## begin Records for this task

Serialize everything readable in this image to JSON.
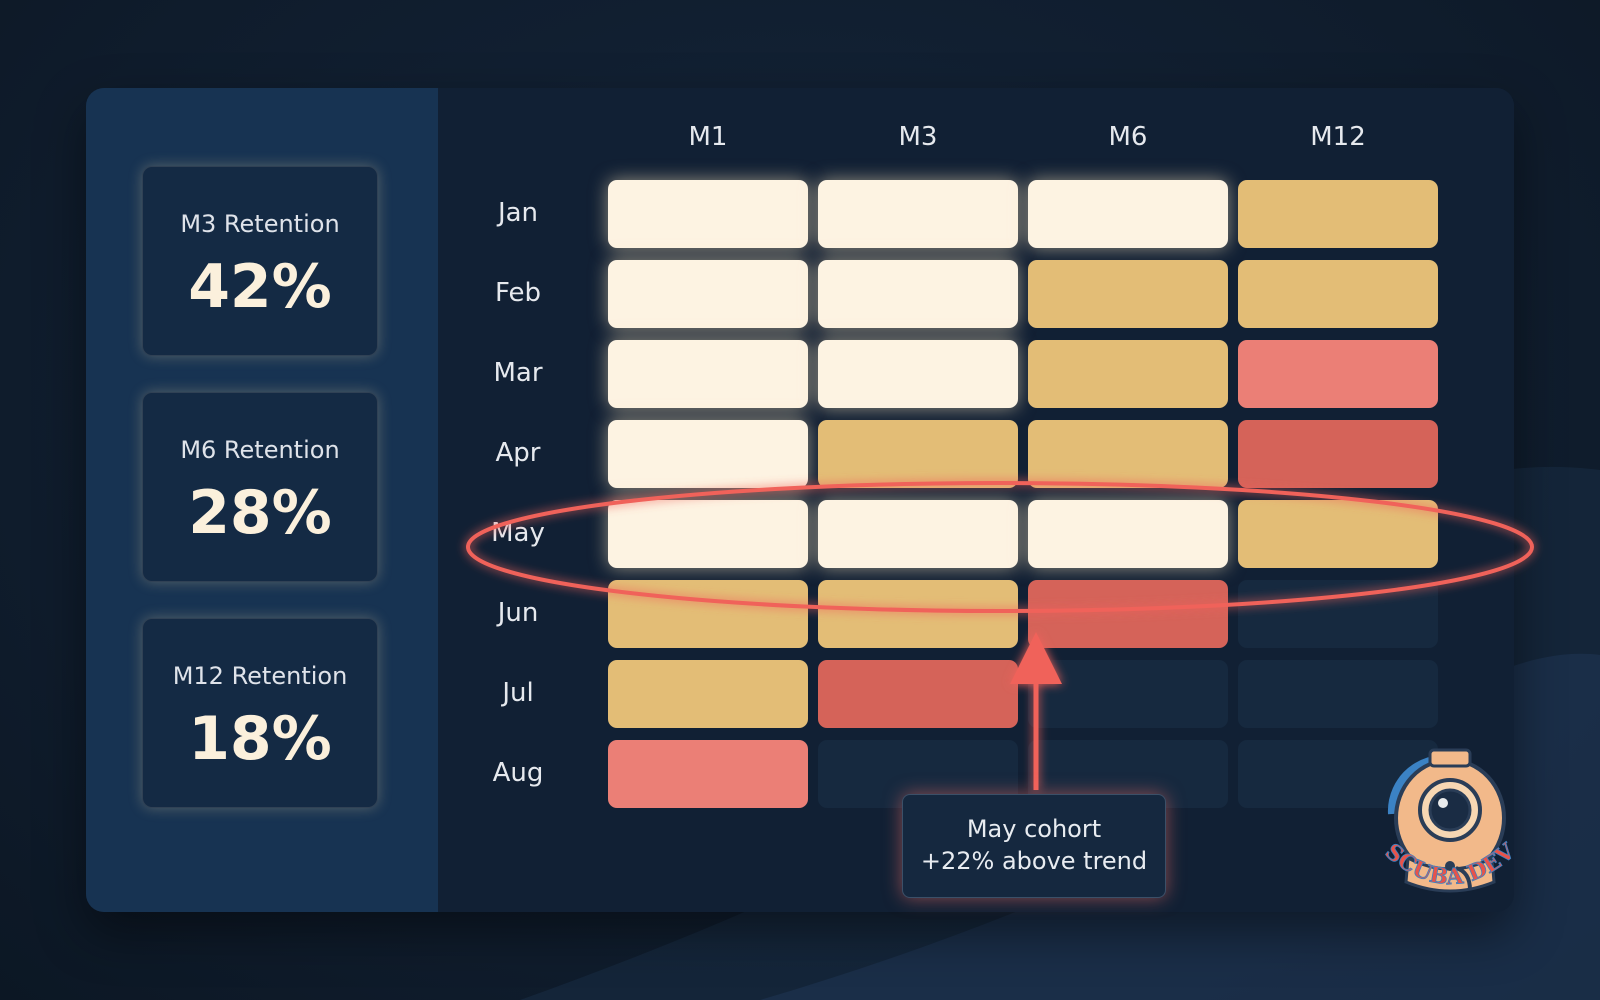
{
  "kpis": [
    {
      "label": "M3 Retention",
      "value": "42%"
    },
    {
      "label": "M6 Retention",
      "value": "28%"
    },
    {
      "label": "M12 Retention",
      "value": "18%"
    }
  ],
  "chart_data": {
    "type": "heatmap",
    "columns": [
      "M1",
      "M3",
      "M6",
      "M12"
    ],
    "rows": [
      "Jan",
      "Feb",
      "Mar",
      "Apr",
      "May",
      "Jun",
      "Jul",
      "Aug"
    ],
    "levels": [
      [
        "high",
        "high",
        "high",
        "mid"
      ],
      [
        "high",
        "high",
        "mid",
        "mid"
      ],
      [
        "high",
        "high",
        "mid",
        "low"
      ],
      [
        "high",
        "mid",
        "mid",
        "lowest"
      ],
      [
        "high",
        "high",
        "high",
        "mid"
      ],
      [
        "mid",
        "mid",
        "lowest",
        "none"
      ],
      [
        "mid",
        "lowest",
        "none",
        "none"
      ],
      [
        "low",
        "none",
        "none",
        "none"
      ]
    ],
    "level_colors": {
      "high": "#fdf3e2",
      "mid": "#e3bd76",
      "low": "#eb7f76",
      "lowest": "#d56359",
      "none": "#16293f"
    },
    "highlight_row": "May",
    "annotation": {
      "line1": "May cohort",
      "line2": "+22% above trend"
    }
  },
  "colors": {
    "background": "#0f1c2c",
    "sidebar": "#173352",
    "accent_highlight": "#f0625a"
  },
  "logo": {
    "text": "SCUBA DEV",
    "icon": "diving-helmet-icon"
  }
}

## end Records for this task
## begin Records for this task

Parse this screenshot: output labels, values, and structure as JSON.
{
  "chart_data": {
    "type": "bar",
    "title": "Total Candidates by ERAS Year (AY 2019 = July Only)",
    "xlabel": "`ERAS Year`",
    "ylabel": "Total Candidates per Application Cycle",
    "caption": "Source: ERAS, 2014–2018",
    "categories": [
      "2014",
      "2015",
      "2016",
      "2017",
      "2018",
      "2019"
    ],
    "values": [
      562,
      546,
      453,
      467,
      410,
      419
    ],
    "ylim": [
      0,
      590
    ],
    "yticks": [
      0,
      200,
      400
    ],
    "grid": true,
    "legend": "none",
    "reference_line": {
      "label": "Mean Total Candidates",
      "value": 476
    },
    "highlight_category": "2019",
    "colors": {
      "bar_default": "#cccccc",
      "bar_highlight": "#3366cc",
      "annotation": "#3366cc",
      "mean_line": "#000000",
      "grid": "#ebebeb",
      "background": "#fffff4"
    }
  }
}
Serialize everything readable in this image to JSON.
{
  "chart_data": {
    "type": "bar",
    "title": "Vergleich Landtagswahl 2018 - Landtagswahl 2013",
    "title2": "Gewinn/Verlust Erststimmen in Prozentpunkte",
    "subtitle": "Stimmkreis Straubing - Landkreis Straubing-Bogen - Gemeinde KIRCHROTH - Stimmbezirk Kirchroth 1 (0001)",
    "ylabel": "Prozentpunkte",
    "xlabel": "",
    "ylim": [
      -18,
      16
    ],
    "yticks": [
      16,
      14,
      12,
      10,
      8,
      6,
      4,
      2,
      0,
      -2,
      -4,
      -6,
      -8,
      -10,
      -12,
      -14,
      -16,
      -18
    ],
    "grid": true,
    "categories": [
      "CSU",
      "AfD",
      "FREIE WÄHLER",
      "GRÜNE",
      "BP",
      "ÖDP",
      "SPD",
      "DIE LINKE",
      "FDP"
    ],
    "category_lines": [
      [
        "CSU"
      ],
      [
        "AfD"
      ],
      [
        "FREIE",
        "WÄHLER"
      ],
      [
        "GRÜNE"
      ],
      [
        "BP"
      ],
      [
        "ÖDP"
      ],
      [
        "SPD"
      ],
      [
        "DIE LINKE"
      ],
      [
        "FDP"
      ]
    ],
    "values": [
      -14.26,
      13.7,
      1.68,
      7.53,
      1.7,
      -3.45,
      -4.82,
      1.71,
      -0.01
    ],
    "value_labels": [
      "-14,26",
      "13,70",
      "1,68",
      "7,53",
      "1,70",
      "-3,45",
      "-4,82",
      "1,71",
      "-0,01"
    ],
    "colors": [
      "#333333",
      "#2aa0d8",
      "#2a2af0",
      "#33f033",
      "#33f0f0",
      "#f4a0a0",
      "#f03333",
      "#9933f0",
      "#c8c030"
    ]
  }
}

## end Records for this task

▸ Exercise instructions: Locate the string "Retention" in the listing above and copy every line where it occurs.

▸ Task output:
      "label": "M3 Retention",
      "label": "M6 Retention",
      "label": "M12 Retention",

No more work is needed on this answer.